▸ **WHAT NEEDS TO BE DONE**:
Go through the lines below and copy each one that holds the string "Συμφωνείτε".

▸ **ENTRIES SUPPLIED**:

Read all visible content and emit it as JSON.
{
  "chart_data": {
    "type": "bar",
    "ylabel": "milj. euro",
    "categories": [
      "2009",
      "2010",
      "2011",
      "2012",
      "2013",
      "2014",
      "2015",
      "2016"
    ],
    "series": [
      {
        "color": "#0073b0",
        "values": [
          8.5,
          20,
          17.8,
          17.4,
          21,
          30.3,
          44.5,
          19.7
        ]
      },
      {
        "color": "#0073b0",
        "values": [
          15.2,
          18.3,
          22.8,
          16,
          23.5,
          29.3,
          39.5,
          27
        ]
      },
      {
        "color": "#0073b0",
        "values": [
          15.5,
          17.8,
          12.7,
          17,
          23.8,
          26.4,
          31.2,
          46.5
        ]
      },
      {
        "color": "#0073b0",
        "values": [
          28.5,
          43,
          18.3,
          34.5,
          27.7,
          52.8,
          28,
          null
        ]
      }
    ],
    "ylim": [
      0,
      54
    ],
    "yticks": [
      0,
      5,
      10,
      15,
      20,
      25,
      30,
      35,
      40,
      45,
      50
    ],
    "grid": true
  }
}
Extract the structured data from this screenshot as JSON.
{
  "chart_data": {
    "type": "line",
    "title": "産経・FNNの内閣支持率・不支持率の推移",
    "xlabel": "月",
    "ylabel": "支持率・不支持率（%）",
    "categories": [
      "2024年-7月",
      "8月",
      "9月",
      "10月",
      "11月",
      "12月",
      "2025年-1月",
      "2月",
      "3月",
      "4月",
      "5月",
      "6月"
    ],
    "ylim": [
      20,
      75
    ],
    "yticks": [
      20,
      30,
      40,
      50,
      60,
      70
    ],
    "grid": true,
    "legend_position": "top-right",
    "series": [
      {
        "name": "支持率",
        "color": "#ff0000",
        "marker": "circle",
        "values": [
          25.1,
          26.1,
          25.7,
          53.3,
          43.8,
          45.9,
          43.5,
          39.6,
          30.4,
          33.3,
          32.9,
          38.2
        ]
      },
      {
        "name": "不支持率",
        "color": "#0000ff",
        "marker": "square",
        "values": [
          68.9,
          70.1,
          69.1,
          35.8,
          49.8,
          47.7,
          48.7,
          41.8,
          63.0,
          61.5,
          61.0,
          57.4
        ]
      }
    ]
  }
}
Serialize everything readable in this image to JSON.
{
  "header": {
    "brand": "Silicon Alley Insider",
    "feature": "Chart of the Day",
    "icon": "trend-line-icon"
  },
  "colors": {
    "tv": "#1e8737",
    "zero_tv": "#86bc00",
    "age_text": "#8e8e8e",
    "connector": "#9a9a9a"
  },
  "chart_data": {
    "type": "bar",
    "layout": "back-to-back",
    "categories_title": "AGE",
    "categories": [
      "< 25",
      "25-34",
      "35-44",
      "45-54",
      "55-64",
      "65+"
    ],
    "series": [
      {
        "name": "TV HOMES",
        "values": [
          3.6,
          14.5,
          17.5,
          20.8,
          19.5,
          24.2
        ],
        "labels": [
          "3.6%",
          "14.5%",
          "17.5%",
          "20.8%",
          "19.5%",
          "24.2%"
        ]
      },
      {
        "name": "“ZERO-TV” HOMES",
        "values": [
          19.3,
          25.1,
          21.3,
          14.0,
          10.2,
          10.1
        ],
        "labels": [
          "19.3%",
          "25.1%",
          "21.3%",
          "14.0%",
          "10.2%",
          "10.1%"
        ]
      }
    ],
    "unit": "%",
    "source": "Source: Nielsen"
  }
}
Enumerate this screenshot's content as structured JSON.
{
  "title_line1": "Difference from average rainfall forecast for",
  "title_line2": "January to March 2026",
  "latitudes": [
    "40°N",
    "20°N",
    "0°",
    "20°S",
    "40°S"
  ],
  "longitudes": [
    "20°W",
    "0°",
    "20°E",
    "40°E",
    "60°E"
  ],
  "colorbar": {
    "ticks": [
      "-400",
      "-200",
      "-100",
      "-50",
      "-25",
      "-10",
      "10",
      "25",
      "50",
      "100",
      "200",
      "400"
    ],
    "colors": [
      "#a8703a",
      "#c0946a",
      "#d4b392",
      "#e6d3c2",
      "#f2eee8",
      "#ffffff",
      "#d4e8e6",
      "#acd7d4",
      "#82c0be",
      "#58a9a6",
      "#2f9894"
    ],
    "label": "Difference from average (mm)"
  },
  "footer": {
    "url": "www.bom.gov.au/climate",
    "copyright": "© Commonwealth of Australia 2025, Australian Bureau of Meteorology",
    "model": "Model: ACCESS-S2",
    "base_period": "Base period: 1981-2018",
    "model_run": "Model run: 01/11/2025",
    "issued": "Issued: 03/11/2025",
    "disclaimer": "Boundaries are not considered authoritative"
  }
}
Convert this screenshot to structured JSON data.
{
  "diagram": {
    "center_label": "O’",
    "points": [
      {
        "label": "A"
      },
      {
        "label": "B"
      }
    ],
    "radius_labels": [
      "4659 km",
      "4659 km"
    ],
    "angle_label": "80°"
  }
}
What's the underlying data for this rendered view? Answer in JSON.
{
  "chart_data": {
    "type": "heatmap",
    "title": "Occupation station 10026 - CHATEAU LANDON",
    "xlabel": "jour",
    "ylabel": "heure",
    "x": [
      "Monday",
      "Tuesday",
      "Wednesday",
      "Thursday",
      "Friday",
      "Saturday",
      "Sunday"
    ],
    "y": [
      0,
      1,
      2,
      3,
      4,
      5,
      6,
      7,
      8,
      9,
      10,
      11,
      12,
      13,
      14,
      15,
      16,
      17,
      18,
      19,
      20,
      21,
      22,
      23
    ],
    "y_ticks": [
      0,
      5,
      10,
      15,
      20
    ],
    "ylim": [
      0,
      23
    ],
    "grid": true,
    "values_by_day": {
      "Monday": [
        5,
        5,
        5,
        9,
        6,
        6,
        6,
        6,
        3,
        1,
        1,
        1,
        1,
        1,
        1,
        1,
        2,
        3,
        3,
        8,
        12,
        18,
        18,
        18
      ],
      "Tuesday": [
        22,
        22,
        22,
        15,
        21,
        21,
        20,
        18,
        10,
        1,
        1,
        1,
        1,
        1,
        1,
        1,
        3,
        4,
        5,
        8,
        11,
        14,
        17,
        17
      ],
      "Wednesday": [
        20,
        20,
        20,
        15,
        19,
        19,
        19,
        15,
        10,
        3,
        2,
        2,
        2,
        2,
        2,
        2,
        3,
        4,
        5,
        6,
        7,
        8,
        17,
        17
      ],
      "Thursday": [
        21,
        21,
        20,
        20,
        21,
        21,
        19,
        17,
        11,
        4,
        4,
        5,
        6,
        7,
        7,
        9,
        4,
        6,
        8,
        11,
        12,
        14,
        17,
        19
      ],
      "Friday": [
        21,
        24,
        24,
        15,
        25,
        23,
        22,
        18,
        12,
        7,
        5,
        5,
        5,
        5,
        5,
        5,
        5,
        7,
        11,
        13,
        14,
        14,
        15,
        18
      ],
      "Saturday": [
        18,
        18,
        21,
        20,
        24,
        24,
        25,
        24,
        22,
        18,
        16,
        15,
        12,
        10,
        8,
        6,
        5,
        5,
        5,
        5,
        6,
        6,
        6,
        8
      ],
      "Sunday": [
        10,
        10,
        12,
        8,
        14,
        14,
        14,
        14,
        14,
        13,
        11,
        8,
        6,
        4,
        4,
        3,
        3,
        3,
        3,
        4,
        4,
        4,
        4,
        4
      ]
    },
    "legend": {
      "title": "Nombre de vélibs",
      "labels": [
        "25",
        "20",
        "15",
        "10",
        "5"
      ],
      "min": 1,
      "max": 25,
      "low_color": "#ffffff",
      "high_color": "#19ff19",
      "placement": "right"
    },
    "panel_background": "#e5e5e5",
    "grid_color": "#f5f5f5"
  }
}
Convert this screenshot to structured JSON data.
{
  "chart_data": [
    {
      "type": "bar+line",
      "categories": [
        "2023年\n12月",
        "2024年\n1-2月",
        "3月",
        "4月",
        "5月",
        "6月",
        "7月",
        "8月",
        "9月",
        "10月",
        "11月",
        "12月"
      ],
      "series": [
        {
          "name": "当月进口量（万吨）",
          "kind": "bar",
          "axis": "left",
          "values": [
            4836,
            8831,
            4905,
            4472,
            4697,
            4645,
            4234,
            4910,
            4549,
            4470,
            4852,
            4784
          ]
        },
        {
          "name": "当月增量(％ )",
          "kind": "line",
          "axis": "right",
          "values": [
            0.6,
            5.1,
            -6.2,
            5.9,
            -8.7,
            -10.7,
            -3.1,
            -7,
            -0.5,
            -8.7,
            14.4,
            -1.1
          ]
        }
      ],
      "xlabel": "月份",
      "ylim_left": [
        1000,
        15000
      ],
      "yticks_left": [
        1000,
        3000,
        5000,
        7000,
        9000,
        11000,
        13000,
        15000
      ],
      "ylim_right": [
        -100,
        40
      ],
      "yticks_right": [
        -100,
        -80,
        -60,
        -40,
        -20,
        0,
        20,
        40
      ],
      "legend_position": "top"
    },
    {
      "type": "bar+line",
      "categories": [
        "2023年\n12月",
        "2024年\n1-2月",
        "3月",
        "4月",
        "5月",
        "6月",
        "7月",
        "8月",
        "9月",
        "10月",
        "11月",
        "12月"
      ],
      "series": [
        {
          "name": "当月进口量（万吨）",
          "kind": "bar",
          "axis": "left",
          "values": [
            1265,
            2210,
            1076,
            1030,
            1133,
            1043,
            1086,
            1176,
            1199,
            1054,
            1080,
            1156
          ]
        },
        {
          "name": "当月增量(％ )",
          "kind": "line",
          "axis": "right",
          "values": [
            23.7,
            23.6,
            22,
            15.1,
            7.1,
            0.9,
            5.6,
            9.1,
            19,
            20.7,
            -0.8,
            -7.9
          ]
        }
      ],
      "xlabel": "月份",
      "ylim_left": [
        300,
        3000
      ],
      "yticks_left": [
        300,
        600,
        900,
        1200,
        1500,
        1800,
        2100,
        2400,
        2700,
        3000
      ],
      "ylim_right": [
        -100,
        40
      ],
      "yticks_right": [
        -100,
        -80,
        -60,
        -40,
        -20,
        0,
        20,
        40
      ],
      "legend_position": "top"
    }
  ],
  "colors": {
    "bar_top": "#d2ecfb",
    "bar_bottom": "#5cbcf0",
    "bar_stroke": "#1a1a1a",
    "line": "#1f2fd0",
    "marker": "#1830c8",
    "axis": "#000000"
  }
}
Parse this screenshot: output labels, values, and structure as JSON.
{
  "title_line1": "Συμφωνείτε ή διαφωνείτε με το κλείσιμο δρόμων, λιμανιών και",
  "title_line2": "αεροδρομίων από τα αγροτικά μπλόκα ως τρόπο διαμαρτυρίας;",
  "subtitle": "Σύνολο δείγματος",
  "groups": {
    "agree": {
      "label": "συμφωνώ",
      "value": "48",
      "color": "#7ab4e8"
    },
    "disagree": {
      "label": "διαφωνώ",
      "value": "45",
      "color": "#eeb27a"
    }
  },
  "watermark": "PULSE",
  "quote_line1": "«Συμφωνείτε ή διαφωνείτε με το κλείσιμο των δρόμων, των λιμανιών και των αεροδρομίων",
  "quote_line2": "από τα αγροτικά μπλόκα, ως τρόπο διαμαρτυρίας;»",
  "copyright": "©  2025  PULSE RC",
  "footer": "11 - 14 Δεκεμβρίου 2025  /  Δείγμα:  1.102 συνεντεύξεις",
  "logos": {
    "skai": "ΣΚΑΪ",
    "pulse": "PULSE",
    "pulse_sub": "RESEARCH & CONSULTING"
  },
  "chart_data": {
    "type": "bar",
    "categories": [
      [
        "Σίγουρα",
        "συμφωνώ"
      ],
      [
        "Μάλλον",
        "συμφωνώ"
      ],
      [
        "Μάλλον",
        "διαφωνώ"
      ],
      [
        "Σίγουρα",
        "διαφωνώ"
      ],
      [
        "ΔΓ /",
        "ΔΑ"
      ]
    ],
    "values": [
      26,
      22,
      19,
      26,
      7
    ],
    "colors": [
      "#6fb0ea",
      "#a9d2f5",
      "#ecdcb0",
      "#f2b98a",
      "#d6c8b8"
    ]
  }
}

▸ **FINISHED EXERCISE**:
  "title_line1": "Συμφωνείτε ή διαφωνείτε με το κλείσιμο δρόμων, λιμανιών και",
  "quote_line1": "«Συμφωνείτε ή διαφωνείτε με το κλείσιμο των δρόμων, των λιμανιών και των αεροδρομίων",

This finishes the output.